» **PROVIDED DATA**
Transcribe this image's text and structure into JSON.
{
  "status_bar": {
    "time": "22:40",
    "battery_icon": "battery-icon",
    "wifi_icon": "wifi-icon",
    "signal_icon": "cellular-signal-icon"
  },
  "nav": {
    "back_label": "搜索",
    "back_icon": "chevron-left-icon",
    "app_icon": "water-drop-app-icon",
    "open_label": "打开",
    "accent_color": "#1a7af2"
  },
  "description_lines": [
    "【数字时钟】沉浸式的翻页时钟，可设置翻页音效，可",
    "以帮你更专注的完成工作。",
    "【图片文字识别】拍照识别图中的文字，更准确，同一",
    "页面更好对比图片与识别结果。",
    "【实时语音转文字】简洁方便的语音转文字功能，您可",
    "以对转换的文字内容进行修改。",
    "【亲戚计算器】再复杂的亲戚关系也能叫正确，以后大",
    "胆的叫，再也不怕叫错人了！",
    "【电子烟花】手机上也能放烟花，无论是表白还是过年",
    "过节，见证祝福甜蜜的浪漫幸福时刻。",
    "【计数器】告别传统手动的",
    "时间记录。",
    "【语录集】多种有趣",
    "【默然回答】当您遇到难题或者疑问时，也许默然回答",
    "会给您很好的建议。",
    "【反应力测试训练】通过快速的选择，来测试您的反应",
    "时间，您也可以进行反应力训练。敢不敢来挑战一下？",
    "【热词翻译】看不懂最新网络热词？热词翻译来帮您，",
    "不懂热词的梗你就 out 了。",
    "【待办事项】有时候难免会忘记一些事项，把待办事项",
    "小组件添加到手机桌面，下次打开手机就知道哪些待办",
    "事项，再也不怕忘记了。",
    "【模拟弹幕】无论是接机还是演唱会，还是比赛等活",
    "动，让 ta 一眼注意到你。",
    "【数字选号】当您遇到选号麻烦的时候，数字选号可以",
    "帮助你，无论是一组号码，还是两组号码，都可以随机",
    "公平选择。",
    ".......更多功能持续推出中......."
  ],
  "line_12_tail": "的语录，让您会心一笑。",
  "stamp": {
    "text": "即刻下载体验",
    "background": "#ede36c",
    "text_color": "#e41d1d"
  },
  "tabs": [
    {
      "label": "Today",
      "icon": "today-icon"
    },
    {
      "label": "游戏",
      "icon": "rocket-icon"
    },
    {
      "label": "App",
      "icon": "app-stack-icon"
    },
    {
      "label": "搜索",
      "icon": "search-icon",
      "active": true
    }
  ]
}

» **EXERCISE REQUIREMENTS**
Nothing should be changed: write out all of the data as is.

» **SOLUTION FOR THIS PROBLEM**
Transcribe this image's text and structure into JSON.
{
  "status_bar": {
    "time": "22:40",
    "battery_icon": "battery-icon",
    "wifi_icon": "wifi-icon",
    "signal_icon": "cellular-signal-icon"
  },
  "nav": {
    "back_label": "搜索",
    "back_icon": "chevron-left-icon",
    "app_icon": "water-drop-app-icon",
    "open_label": "打开",
    "accent_color": "#1a7af2"
  },
  "description_lines": [
    "【数字时钟】沉浸式的翻页时钟，可设置翻页音效，可",
    "以帮你更专注的完成工作。",
    "【图片文字识别】拍照识别图中的文字，更准确，同一",
    "页面更好对比图片与识别结果。",
    "【实时语音转文字】简洁方便的语音转文字功能，您可",
    "以对转换的文字内容进行修改。",
    "【亲戚计算器】再复杂的亲戚关系也能叫正确，以后大",
    "胆的叫，再也不怕叫错人了！",
    "【电子烟花】手机上也能放烟花，无论是表白还是过年",
    "过节，见证祝福甜蜜的浪漫幸福时刻。",
    "【计数器】告别传统手动的",
    "时间记录。",
    "【语录集】多种有趣",
    "【默然回答】当您遇到难题或者疑问时，也许默然回答",
    "会给您很好的建议。",
    "【反应力测试训练】通过快速的选择，来测试您的反应",
    "时间，您也可以进行反应力训练。敢不敢来挑战一下？",
    "【热词翻译】看不懂最新网络热词？热词翻译来帮您，",
    "不懂热词的梗你就 out 了。",
    "【待办事项】有时候难免会忘记一些事项，把待办事项",
    "小组件添加到手机桌面，下次打开手机就知道哪些待办",
    "事项，再也不怕忘记了。",
    "【模拟弹幕】无论是接机还是演唱会，还是比赛等活",
    "动，让 ta 一眼注意到你。",
    "【数字选号】当您遇到选号麻烦的时候，数字选号可以",
    "帮助你，无论是一组号码，还是两组号码，都可以随机",
    "公平选择。",
    ".......更多功能持续推出中......."
  ],
  "line_12_tail": "的语录，让您会心一笑。",
  "stamp": {
    "text": "即刻下载体验",
    "background": "#ede36c",
    "text_color": "#e41d1d"
  },
  "tabs": [
    {
      "label": "Today",
      "icon": "today-icon"
    },
    {
      "label": "游戏",
      "icon": "rocket-icon"
    },
    {
      "label": "App",
      "icon": "app-stack-icon"
    },
    {
      "label": "搜索",
      "icon": "search-icon",
      "active": true
    }
  ]
}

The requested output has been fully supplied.